◆ **Short problem**
Show every line that has the string "Giao" in it.

(Data records)

## Begin

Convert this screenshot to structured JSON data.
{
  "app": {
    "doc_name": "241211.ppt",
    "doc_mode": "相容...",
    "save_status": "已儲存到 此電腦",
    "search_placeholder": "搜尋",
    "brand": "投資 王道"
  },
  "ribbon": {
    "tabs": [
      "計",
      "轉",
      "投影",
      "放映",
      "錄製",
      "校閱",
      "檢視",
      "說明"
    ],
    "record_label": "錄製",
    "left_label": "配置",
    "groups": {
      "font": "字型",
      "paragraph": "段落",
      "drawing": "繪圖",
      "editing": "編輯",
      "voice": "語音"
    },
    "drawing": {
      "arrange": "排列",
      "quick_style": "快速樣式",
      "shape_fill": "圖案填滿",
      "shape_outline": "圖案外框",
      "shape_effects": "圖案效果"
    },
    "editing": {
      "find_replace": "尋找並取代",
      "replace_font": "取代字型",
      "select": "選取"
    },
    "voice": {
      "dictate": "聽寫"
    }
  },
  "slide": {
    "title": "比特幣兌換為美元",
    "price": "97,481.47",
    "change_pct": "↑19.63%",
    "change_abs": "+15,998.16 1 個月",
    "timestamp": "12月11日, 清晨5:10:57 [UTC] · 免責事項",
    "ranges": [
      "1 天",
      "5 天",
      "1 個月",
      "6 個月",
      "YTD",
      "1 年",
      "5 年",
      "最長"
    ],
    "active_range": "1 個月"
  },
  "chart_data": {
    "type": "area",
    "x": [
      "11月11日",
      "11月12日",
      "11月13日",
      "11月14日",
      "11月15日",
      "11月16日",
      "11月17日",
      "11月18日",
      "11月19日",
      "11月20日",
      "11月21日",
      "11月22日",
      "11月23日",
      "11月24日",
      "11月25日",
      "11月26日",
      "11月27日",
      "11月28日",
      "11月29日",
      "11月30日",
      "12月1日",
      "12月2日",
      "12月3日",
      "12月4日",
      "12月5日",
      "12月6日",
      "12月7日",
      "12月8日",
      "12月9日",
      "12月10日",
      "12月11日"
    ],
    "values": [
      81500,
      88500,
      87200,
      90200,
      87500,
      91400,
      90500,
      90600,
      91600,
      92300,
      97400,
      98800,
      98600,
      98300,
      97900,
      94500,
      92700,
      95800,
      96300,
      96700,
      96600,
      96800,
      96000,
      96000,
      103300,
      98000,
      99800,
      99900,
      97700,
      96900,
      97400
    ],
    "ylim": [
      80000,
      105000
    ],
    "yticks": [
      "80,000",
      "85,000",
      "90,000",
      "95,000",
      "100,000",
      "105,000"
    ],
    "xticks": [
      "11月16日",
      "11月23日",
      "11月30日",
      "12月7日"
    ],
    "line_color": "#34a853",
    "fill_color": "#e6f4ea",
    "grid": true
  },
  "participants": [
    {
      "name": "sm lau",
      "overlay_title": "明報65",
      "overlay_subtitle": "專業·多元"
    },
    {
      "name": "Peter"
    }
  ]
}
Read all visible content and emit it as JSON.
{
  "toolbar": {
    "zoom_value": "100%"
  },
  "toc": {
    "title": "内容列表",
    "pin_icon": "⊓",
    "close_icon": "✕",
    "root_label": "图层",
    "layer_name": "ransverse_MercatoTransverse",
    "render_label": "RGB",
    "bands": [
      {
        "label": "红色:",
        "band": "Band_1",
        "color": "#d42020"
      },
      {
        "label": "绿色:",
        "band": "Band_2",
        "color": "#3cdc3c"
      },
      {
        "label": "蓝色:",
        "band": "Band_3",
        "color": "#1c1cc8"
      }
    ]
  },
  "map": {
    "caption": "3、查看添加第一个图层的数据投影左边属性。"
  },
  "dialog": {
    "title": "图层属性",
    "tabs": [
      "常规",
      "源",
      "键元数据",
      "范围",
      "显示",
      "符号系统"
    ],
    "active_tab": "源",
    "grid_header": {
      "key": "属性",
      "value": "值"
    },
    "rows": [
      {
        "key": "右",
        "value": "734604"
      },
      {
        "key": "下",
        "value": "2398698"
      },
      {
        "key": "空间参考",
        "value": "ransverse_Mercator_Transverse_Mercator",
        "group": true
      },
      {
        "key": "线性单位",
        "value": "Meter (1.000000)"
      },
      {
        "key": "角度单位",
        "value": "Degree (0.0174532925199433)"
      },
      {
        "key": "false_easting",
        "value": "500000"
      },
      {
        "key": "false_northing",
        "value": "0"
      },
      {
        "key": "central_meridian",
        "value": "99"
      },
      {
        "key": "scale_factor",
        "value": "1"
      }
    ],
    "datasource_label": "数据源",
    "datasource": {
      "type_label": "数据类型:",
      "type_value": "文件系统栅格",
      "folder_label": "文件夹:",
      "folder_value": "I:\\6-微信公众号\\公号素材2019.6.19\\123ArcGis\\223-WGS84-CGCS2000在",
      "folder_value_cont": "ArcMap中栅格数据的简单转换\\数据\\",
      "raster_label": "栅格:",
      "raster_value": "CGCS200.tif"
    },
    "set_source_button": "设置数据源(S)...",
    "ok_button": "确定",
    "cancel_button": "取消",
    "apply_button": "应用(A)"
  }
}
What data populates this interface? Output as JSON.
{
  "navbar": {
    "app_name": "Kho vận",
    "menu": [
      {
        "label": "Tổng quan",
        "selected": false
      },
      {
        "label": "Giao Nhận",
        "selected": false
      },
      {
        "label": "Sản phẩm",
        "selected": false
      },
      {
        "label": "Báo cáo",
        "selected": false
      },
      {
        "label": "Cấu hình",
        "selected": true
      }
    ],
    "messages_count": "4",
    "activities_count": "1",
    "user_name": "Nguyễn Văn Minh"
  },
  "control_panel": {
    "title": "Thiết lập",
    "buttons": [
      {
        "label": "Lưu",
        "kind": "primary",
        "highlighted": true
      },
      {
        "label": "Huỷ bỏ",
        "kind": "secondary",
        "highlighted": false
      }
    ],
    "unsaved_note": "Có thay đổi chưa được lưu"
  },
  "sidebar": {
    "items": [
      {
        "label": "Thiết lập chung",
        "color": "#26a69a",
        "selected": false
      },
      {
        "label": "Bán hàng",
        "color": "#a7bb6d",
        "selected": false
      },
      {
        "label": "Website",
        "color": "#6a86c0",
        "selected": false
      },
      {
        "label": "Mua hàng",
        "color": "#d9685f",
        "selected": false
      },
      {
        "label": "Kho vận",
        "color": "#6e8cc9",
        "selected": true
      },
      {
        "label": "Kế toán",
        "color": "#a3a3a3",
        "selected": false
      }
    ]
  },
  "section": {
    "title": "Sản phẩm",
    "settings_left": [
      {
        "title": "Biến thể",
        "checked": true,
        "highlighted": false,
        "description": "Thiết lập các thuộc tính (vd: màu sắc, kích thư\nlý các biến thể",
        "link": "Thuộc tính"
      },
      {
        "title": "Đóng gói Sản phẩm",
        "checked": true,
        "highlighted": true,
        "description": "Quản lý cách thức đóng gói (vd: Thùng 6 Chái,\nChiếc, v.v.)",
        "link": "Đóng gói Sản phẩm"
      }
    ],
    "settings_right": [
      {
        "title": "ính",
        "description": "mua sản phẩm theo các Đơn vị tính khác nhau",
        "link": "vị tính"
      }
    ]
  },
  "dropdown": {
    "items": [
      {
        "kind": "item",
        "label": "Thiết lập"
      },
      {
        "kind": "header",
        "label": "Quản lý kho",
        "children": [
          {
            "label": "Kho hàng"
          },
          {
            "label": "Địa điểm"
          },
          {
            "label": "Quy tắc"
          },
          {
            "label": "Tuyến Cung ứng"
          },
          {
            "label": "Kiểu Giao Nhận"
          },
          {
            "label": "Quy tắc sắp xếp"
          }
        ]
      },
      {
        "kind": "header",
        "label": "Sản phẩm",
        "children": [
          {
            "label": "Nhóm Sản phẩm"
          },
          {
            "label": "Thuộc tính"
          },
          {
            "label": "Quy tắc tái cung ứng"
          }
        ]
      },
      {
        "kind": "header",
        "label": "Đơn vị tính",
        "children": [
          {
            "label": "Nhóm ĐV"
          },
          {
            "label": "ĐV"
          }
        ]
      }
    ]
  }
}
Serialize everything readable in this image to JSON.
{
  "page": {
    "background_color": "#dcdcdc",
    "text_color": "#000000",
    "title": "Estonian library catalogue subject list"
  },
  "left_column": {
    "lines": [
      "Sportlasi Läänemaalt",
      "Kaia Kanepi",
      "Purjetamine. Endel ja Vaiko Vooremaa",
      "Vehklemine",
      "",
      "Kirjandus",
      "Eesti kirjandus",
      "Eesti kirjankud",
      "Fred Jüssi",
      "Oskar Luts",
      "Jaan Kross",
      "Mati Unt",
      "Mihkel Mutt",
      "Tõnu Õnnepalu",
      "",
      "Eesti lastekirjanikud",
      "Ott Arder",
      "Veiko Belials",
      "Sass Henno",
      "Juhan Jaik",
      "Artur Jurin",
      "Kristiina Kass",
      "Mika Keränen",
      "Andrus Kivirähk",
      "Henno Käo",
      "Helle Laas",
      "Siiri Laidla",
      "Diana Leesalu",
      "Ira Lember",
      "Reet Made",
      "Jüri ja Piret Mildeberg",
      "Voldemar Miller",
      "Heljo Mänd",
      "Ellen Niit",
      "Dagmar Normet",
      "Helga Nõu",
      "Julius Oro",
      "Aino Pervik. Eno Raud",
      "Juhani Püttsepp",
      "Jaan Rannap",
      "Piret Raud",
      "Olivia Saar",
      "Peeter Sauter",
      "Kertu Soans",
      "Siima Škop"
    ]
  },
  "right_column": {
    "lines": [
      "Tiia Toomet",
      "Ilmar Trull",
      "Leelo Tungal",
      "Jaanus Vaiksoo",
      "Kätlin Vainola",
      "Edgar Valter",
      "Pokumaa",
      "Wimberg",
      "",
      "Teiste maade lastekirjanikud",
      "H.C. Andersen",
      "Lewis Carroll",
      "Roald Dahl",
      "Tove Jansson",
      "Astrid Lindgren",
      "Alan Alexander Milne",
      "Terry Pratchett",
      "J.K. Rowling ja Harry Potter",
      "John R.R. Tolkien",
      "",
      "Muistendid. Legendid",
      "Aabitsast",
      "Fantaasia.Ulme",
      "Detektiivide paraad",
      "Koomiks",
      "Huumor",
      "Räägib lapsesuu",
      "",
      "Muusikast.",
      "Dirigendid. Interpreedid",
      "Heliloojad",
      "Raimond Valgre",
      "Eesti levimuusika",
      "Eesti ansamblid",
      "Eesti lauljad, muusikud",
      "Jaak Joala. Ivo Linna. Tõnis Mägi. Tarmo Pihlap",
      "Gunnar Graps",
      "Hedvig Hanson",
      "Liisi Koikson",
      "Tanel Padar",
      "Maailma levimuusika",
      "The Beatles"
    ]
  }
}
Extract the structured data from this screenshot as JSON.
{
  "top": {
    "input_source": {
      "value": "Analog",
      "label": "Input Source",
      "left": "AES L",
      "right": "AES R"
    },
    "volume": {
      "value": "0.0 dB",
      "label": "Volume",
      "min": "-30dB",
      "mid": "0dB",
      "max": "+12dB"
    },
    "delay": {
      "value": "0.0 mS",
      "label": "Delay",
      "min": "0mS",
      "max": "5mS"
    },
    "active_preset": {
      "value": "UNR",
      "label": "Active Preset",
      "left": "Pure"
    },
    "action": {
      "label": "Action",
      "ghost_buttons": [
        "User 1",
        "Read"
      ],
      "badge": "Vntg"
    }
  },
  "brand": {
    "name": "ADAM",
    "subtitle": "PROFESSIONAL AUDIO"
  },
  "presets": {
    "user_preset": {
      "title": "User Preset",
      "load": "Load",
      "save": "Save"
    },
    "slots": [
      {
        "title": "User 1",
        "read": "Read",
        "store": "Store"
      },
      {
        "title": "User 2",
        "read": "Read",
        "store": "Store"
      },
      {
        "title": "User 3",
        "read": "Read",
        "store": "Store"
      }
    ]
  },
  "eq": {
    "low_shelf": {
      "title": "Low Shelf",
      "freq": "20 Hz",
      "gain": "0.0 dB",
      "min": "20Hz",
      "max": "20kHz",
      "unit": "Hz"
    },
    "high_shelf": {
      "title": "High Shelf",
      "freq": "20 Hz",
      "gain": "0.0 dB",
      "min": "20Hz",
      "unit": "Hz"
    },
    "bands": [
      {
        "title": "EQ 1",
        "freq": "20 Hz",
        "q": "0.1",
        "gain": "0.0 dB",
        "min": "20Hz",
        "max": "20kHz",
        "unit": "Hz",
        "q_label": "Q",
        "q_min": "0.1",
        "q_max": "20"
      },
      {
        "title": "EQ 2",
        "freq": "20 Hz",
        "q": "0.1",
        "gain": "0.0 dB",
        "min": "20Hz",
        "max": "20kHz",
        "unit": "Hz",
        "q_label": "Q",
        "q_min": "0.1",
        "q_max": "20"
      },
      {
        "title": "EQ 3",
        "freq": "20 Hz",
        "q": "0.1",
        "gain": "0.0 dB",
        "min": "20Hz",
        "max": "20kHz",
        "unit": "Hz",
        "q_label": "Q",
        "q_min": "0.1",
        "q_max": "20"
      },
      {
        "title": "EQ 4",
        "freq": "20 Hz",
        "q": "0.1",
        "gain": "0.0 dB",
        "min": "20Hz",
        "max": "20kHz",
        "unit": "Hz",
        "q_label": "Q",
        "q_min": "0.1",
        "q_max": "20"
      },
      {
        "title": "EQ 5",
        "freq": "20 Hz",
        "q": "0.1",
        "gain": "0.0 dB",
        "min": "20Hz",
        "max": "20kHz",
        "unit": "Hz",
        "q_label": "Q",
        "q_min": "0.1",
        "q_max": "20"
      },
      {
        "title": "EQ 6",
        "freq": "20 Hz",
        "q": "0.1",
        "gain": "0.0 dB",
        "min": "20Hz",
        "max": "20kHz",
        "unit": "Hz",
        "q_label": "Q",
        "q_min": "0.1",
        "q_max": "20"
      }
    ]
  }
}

## End

◆ **Full answer**
        "label": "Giao Nhận",
            "label": "Kiểu Giao Nhận"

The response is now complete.